Work to complete —
Copy every line of the records below that holds the word "Pitflo".
○ ○ ○ ○
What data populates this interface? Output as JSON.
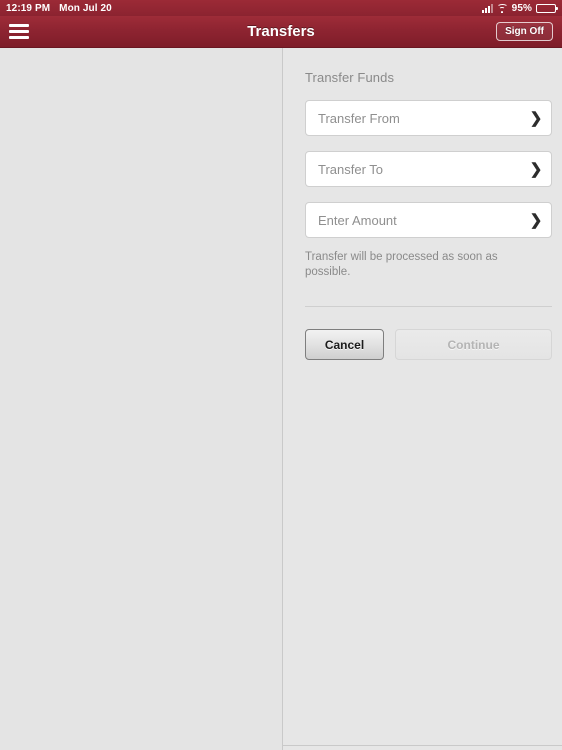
{
  "status_bar": {
    "time": "12:19 PM",
    "date": "Mon Jul 20",
    "signal_icon": "signal-bars-icon",
    "wifi_icon": "wifi-icon",
    "battery_percent": "95%",
    "battery_icon": "battery-icon"
  },
  "nav_bar": {
    "menu_icon": "hamburger-menu-icon",
    "title": "Transfers",
    "sign_off_label": "Sign Off",
    "background_color": "#8e2431"
  },
  "main": {
    "section_title": "Transfer Funds",
    "fields": [
      {
        "label": "Transfer From",
        "chevron": "❯",
        "icon_name": "chevron-right-icon"
      },
      {
        "label": "Transfer To",
        "chevron": "❯",
        "icon_name": "chevron-right-icon"
      },
      {
        "label": "Enter Amount",
        "chevron": "❯",
        "icon_name": "chevron-right-icon"
      }
    ],
    "helper_text": "Transfer will be processed as soon as possible.",
    "buttons": {
      "cancel_label": "Cancel",
      "continue_label": "Continue",
      "continue_disabled": true
    }
  },
  "colors": {
    "brand": "#8e2431",
    "page_background": "#e6e6e6",
    "field_background": "#ffffff",
    "muted_text": "#8a8a8a"
  }
}
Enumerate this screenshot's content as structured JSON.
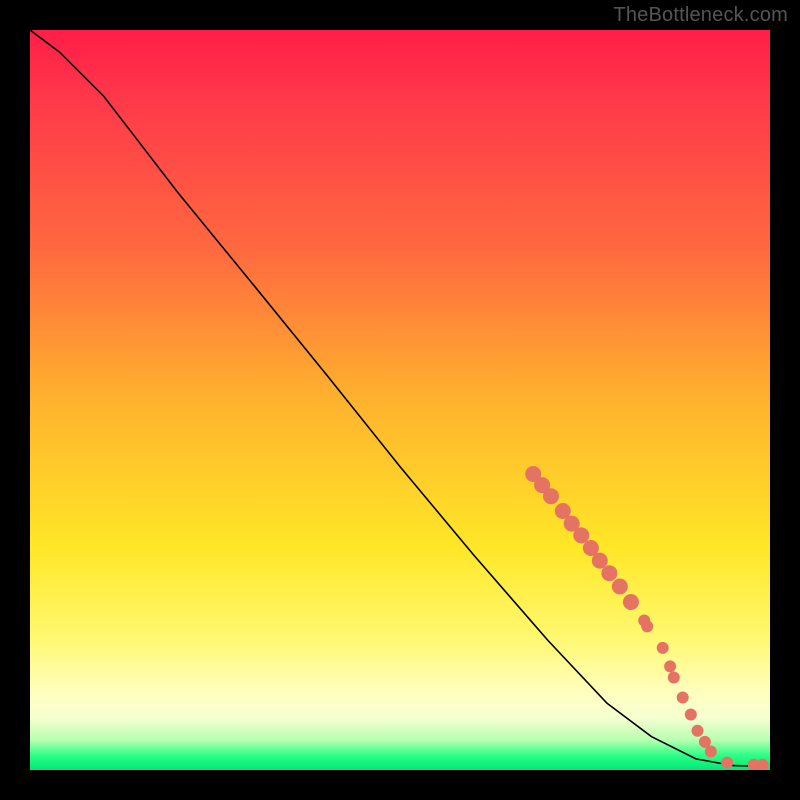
{
  "watermark": "TheBottleneck.com",
  "chart_data": {
    "type": "line",
    "title": "",
    "xlabel": "",
    "ylabel": "",
    "xlim": [
      0,
      100
    ],
    "ylim": [
      0,
      100
    ],
    "curve": [
      {
        "x": 0.0,
        "y": 100.0
      },
      {
        "x": 4.0,
        "y": 97.0
      },
      {
        "x": 10.0,
        "y": 91.0
      },
      {
        "x": 20.0,
        "y": 78.0
      },
      {
        "x": 30.0,
        "y": 65.8
      },
      {
        "x": 40.0,
        "y": 53.5
      },
      {
        "x": 50.0,
        "y": 41.0
      },
      {
        "x": 60.0,
        "y": 29.0
      },
      {
        "x": 70.0,
        "y": 17.5
      },
      {
        "x": 78.0,
        "y": 9.0
      },
      {
        "x": 84.0,
        "y": 4.5
      },
      {
        "x": 90.0,
        "y": 1.5
      },
      {
        "x": 95.0,
        "y": 0.6
      },
      {
        "x": 99.0,
        "y": 0.5
      }
    ],
    "markers": [
      {
        "x": 68.0,
        "y": 40.0,
        "size": "lg"
      },
      {
        "x": 69.2,
        "y": 38.5,
        "size": "lg"
      },
      {
        "x": 70.4,
        "y": 37.0,
        "size": "lg"
      },
      {
        "x": 72.0,
        "y": 35.0,
        "size": "lg"
      },
      {
        "x": 73.2,
        "y": 33.3,
        "size": "lg"
      },
      {
        "x": 74.5,
        "y": 31.7,
        "size": "lg"
      },
      {
        "x": 75.8,
        "y": 30.0,
        "size": "lg"
      },
      {
        "x": 77.0,
        "y": 28.3,
        "size": "lg"
      },
      {
        "x": 78.3,
        "y": 26.6,
        "size": "lg"
      },
      {
        "x": 79.7,
        "y": 24.8,
        "size": "lg"
      },
      {
        "x": 81.2,
        "y": 22.7,
        "size": "lg"
      },
      {
        "x": 83.0,
        "y": 20.2,
        "size": "md"
      },
      {
        "x": 83.4,
        "y": 19.4,
        "size": "md"
      },
      {
        "x": 85.5,
        "y": 16.5,
        "size": "md"
      },
      {
        "x": 86.5,
        "y": 14.0,
        "size": "md"
      },
      {
        "x": 87.0,
        "y": 12.5,
        "size": "md"
      },
      {
        "x": 88.2,
        "y": 9.8,
        "size": "md"
      },
      {
        "x": 89.3,
        "y": 7.5,
        "size": "md"
      },
      {
        "x": 90.2,
        "y": 5.3,
        "size": "md"
      },
      {
        "x": 91.2,
        "y": 3.8,
        "size": "md"
      },
      {
        "x": 92.0,
        "y": 2.5,
        "size": "md"
      },
      {
        "x": 94.2,
        "y": 1.0,
        "size": "md"
      },
      {
        "x": 97.8,
        "y": 0.7,
        "size": "md"
      },
      {
        "x": 99.0,
        "y": 0.7,
        "size": "md"
      }
    ]
  }
}
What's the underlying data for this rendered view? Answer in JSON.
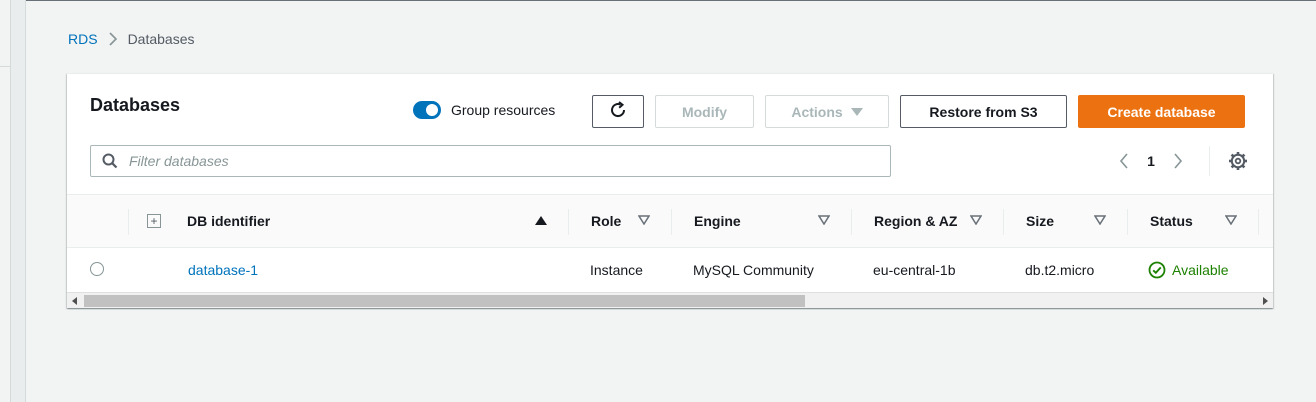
{
  "breadcrumb": {
    "root": "RDS",
    "current": "Databases"
  },
  "panel": {
    "title": "Databases",
    "group_toggle": {
      "label": "Group resources",
      "on": true
    },
    "buttons": {
      "refresh_icon": "refresh-icon",
      "modify": "Modify",
      "actions": "Actions",
      "restore": "Restore from S3",
      "create": "Create database"
    },
    "filter": {
      "placeholder": "Filter databases",
      "value": ""
    },
    "pagination": {
      "page": "1"
    }
  },
  "table": {
    "columns": [
      "DB identifier",
      "Role",
      "Engine",
      "Region & AZ",
      "Size",
      "Status"
    ],
    "rows": [
      {
        "identifier": "database-1",
        "role": "Instance",
        "engine": "MySQL Community",
        "region": "eu-central-1b",
        "size": "db.t2.micro",
        "status": "Available"
      }
    ]
  },
  "colors": {
    "link": "#0073bb",
    "primary": "#ec7211",
    "success": "#1d8102",
    "toggle_on": "#0073bb"
  }
}
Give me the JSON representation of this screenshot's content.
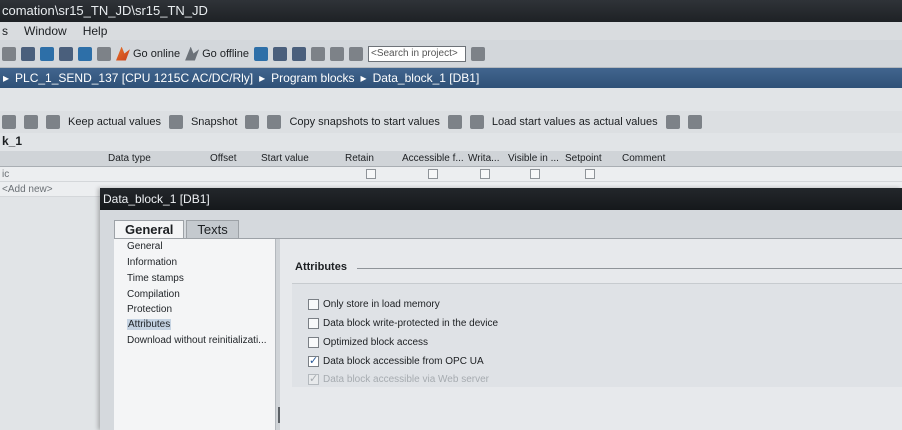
{
  "window": {
    "title": "comation\\sr15_TN_JD\\sr15_TN_JD"
  },
  "menu": {
    "items": [
      "s",
      "Window",
      "Help"
    ]
  },
  "toolbar": {
    "go_online": "Go online",
    "go_offline": "Go offline",
    "search_placeholder": "<Search in project>"
  },
  "breadcrumb": {
    "arrow": "▸",
    "parts": [
      "PLC_1_SEND_137 [CPU 1215C AC/DC/Rly]",
      "Program blocks",
      "Data_block_1 [DB1]"
    ]
  },
  "editor": {
    "toolbar": {
      "keep_actual": "Keep actual values",
      "snapshot": "Snapshot",
      "copy_snapshots": "Copy snapshots to start values",
      "load_start": "Load start values as actual values"
    },
    "block_title": "k_1",
    "columns": [
      "Data type",
      "Offset",
      "Start value",
      "Retain",
      "Accessible f...",
      "Writa...",
      "Visible in ...",
      "Setpoint",
      "Comment"
    ],
    "rows": [
      "ic",
      "<Add new>"
    ]
  },
  "dialog": {
    "title": "Data_block_1 [DB1]",
    "tabs": [
      "General",
      "Texts"
    ],
    "nav": [
      "General",
      "Information",
      "Time stamps",
      "Compilation",
      "Protection",
      "Attributes",
      "Download without reinitializati..."
    ],
    "section_title": "Attributes",
    "options": [
      {
        "label": "Only store in load memory",
        "checked": false,
        "enabled": true
      },
      {
        "label": "Data block write-protected in the device",
        "checked": false,
        "enabled": true
      },
      {
        "label": "Optimized block access",
        "checked": false,
        "enabled": true
      },
      {
        "label": "Data block accessible from OPC UA",
        "checked": true,
        "enabled": true
      },
      {
        "label": "Data block accessible via Web server",
        "checked": true,
        "enabled": false
      }
    ]
  }
}
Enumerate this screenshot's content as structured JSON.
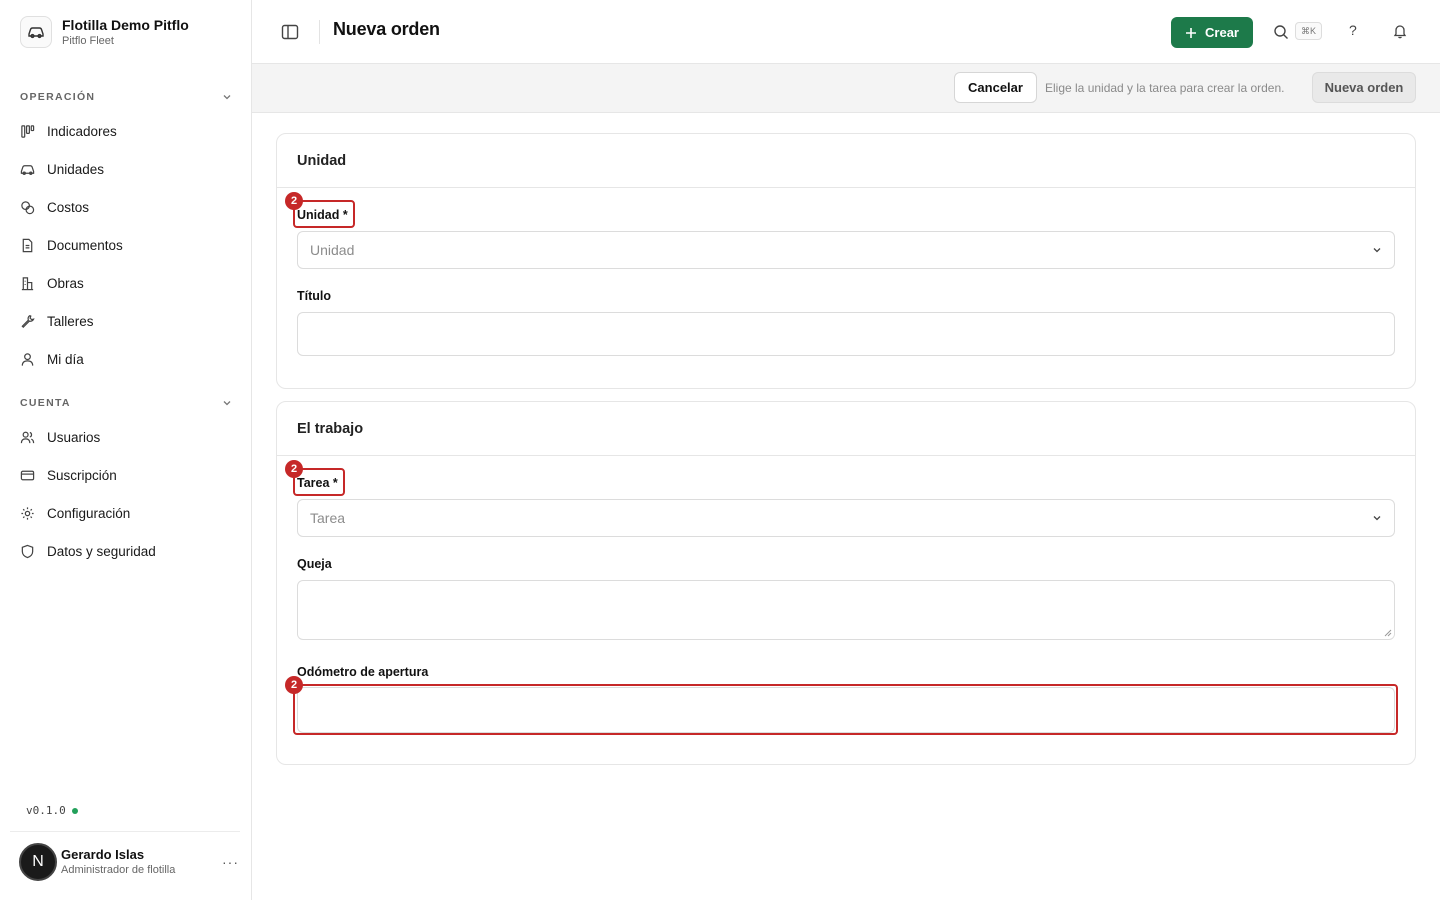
{
  "brand": {
    "title": "Flotilla Demo Pitflo",
    "subtitle": "Pitflo Fleet"
  },
  "sidebar": {
    "sections": [
      {
        "label": "OPERACIÓN",
        "items": [
          "Indicadores",
          "Unidades",
          "Costos",
          "Documentos",
          "Obras",
          "Talleres",
          "Mi día"
        ]
      },
      {
        "label": "CUENTA",
        "items": [
          "Usuarios",
          "Suscripción",
          "Configuración",
          "Datos y seguridad"
        ]
      }
    ],
    "version": "v0.1.0"
  },
  "user": {
    "initial": "N",
    "name": "Gerardo Islas",
    "role": "Administrador de flotilla",
    "more": "···"
  },
  "header": {
    "title": "Nueva orden",
    "create_label": "Crear",
    "shortcut": "⌘K",
    "help": "?"
  },
  "actions": {
    "cancel": "Cancelar",
    "hint": "Elige la unidad y la tarea para crear la orden.",
    "submit": "Nueva orden"
  },
  "form": {
    "card1": {
      "title": "Unidad",
      "unit_label": "Unidad *",
      "unit_placeholder": "Unidad",
      "title_label": "Título"
    },
    "card2": {
      "title": "El trabajo",
      "task_label": "Tarea *",
      "task_placeholder": "Tarea",
      "complaint_label": "Queja",
      "odometer_label": "Odómetro de apertura"
    }
  },
  "annotations": {
    "badge": "2"
  },
  "colors": {
    "primary": "#1d7a4a",
    "highlight": "#c62828",
    "status": "#22a05a"
  }
}
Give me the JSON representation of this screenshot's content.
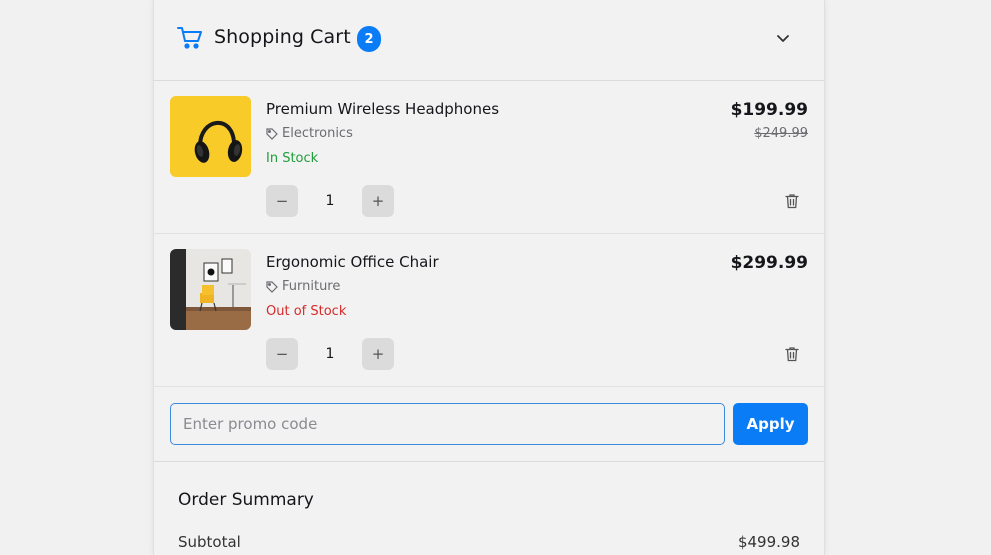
{
  "header": {
    "title": "Shopping Cart",
    "count": "2",
    "icon": "cart-icon",
    "accent": "#0a7cf5"
  },
  "items": [
    {
      "name": "Premium Wireless Headphones",
      "category": "Electronics",
      "stock": "In Stock",
      "price": "$199.99",
      "old_price": "$249.99",
      "quantity": "1",
      "minus": "−",
      "plus": "+"
    },
    {
      "name": "Ergonomic Office Chair",
      "category": "Furniture",
      "stock": "Out of Stock",
      "price": "$299.99",
      "quantity": "1",
      "minus": "−",
      "plus": "+"
    }
  ],
  "promo": {
    "placeholder": "Enter promo code",
    "value": "",
    "apply_label": "Apply"
  },
  "summary": {
    "title": "Order Summary",
    "subtotal_label": "Subtotal",
    "subtotal_value": "$499.98"
  },
  "colors": {
    "in_stock": "#1e9e3a",
    "out_of_stock": "#d42a2a"
  }
}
○ ○ ○ ○
The reply —
    "title": "Flotilla Demo Pitflo",
    "subtitle": "Pitflo Fleet"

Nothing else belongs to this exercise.